# TASK GOAL:
Among the entries below, find the lines with "Adult" and copy them.

Structured figure records
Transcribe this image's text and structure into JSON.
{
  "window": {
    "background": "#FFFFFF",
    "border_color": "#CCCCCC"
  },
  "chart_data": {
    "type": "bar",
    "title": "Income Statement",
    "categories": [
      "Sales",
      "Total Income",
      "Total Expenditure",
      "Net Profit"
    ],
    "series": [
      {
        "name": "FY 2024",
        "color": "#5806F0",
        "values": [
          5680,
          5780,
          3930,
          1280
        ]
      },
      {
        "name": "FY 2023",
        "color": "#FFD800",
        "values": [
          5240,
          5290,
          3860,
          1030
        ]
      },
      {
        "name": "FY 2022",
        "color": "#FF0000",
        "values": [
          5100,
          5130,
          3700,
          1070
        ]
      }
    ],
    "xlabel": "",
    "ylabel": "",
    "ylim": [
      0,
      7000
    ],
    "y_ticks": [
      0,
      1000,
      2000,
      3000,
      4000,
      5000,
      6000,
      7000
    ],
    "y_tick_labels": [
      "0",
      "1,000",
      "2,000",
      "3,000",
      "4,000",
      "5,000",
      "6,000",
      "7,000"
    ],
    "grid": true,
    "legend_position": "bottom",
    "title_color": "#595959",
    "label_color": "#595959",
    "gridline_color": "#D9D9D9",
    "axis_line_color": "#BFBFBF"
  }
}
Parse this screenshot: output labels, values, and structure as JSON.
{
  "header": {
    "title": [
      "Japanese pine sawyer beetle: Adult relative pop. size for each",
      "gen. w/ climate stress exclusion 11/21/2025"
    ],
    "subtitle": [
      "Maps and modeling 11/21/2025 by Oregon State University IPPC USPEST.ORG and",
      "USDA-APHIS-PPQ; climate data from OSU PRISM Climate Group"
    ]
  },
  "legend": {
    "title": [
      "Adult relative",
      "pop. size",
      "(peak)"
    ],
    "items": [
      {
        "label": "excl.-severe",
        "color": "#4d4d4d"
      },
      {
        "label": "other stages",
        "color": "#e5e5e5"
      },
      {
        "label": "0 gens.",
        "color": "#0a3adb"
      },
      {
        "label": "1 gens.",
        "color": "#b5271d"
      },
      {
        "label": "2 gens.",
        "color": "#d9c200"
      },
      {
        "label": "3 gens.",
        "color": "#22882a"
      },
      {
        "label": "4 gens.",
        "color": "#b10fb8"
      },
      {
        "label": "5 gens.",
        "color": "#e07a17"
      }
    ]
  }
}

# EXERCISE RESPONSE:
      "Japanese pine sawyer beetle: Adult relative pop. size for each",
      "Adult relative",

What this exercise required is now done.